### Exercise task
Type out the complete listing below word for word, without its pictures.

### Records for this exercise

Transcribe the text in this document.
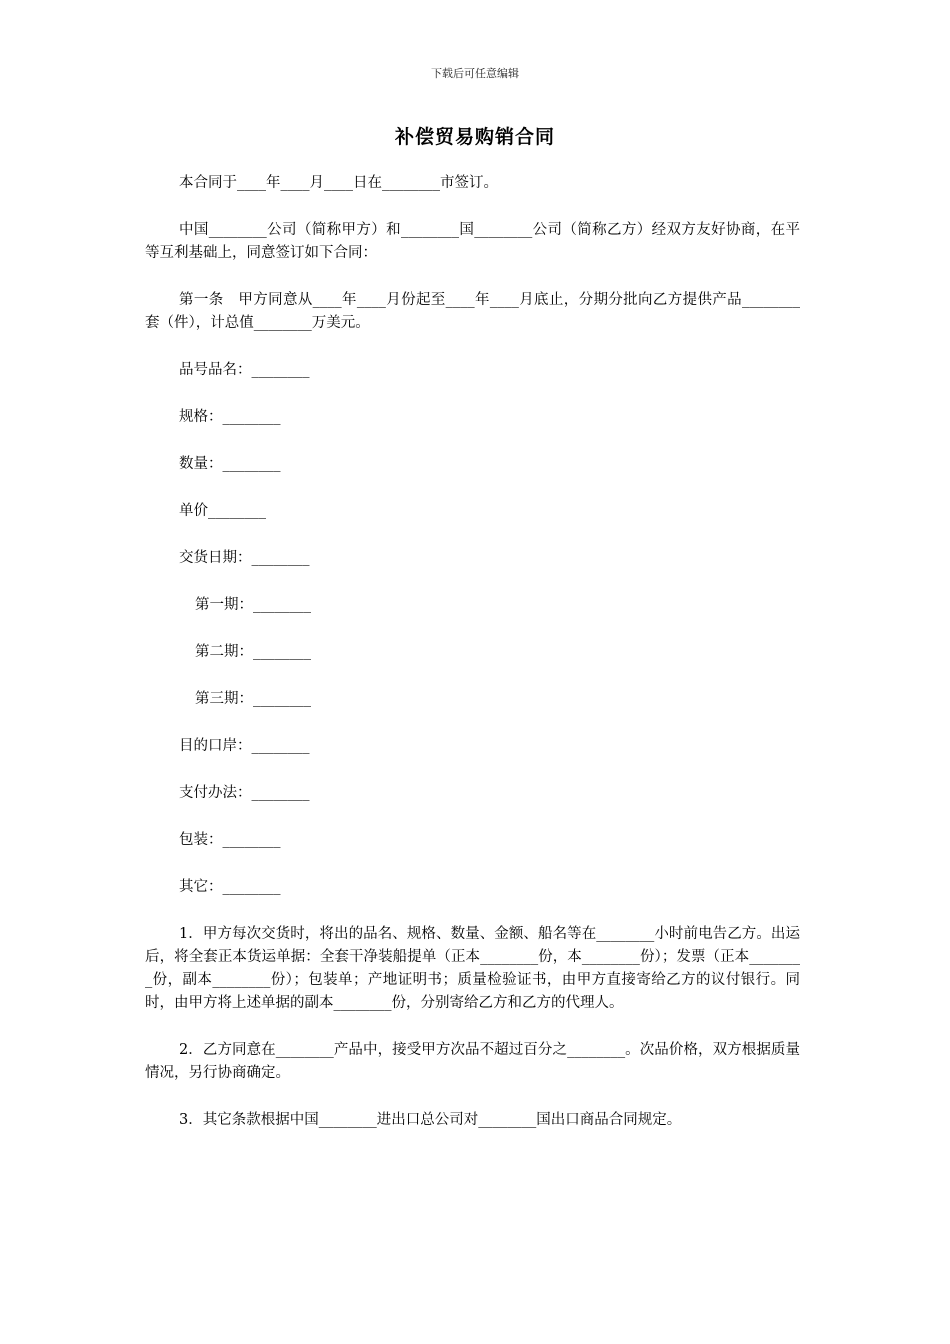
下载后可任意编辑
补偿贸易购销合同

本合同于____年____月____日在________市签订。

中国________公司（简称甲方）和________国________公司（简称乙方）经双方友好协商，在平等互利基础上，同意签订如下合同：

第一条　甲方同意从____年____月份起至____年____月底止，分期分批向乙方提供产品________套（件），计总值________万美元。

品号品名：________
规格：________
数量：________
单价________
交货日期：________
第一期：________
第二期：________
第三期：________
目的口岸：________
支付办法：________
包装：________
其它：________

1．甲方每次交货时，将出的品名、规格、数量、金额、船名等在________小时前电告乙方。出运后，将全套正本货运单据：全套干净装船提单（正本________份，本________份）；发票（正本________份，副本________份）；包装单；产地证明书；质量检验证书，由甲方直接寄给乙方的议付银行。同时，由甲方将上述单据的副本________份，分别寄给乙方和乙方的代理人。

2．乙方同意在________产品中，接受甲方次品不超过百分之________。次品价格，双方根据质量情况，另行协商确定。

3．其它条款根据中国________进出口总公司对________国出口商品合同规定。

### The output
Transcribe the text in this document.
下载后可任意编辑
补偿贸易购销合同

本合同于____年____月____日在________市签订。

中国________公司（简称甲方）和________国________公司（简称乙方）经双方友好协商，在平等互利基础上，同意签订如下合同：

第一条　甲方同意从____年____月份起至____年____月底止，分期分批向乙方提供产品________套（件），计总值________万美元。

品号品名：________
规格：________
数量：________
单价________
交货日期：________
第一期：________
第二期：________
第三期：________
目的口岸：________
支付办法：________
包装：________
其它：________

1．甲方每次交货时，将出的品名、规格、数量、金额、船名等在________小时前电告乙方。出运后，将全套正本货运单据：全套干净装船提单（正本________份，本________份）；发票（正本________份，副本________份）；包装单；产地证明书；质量检验证书，由甲方直接寄给乙方的议付银行。同时，由甲方将上述单据的副本________份，分别寄给乙方和乙方的代理人。

2．乙方同意在________产品中，接受甲方次品不超过百分之________。次品价格，双方根据质量情况，另行协商确定。

3．其它条款根据中国________进出口总公司对________国出口商品合同规定。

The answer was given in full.